---- Extracted records

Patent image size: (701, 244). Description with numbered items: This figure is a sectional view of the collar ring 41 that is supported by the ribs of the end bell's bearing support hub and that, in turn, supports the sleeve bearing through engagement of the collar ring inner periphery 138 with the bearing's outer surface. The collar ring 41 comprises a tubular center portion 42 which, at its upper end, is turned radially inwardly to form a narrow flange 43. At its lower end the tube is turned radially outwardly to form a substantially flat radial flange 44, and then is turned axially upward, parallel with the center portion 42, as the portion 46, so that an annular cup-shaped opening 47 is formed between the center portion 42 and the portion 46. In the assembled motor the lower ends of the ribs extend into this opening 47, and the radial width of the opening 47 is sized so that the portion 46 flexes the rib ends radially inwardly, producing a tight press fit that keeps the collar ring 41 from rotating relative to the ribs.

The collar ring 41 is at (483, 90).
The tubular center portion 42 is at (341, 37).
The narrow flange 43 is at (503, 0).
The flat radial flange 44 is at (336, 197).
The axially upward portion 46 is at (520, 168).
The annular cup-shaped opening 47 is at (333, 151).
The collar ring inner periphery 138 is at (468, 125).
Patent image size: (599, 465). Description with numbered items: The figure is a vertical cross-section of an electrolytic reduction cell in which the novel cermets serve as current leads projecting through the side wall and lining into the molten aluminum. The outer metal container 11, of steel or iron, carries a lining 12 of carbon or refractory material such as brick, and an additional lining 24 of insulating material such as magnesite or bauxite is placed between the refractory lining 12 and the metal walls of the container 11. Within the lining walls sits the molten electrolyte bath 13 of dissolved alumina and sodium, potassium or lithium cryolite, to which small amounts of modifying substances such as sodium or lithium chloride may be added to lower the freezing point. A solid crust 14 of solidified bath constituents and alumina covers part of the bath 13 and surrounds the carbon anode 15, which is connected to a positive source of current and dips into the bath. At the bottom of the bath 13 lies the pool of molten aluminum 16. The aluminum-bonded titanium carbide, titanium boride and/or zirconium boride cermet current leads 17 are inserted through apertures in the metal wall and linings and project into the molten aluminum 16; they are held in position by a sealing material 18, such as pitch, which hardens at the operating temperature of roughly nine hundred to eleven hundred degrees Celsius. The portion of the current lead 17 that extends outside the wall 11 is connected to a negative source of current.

--------

Turn everything from the very first line down to and including the line that contains "The collar ring inner periphery 138 is" into a JSON list of strings, with one string per line and blank lines left out.

### Answer
[
  "Patent image size: (701, 244). Description with numbered items: This figure is a sectional view of the collar ring 41 that is supported by the ribs of the end bell's bearing support hub and that, in turn, supports the sleeve bearing through engagement of the collar ring inner periphery 138 with the bearing's outer surface. The collar ring 41 comprises a tubular center portion 42 which, at its upper end, is turned radially inwardly to form a narrow flange 43. At its lower end the tube is turned radially outwardly to form a substantially flat radial flange 44, and then is turned axially upward, parallel with the center portion 42, as the portion 46, so that an annular cup-shaped opening 47 is formed between the center portion 42 and the portion 46. In the assembled motor the lower ends of the ribs extend into this opening 47, and the radial width of the opening 47 is sized so that the portion 46 flexes the rib ends radially inwardly, producing a tight press fit that keeps the collar ring 41 from rotating relative to the ribs.",
  "The collar ring 41 is at (483, 90).",
  "The tubular center portion 42 is at (341, 37).",
  "The narrow flange 43 is at (503, 0).",
  "The flat radial flange 44 is at (336, 197).",
  "The axially upward portion 46 is at (520, 168).",
  "The annular cup-shaped opening 47 is at (333, 151).",
  "The collar ring inner periphery 138 is at (468, 125)."
]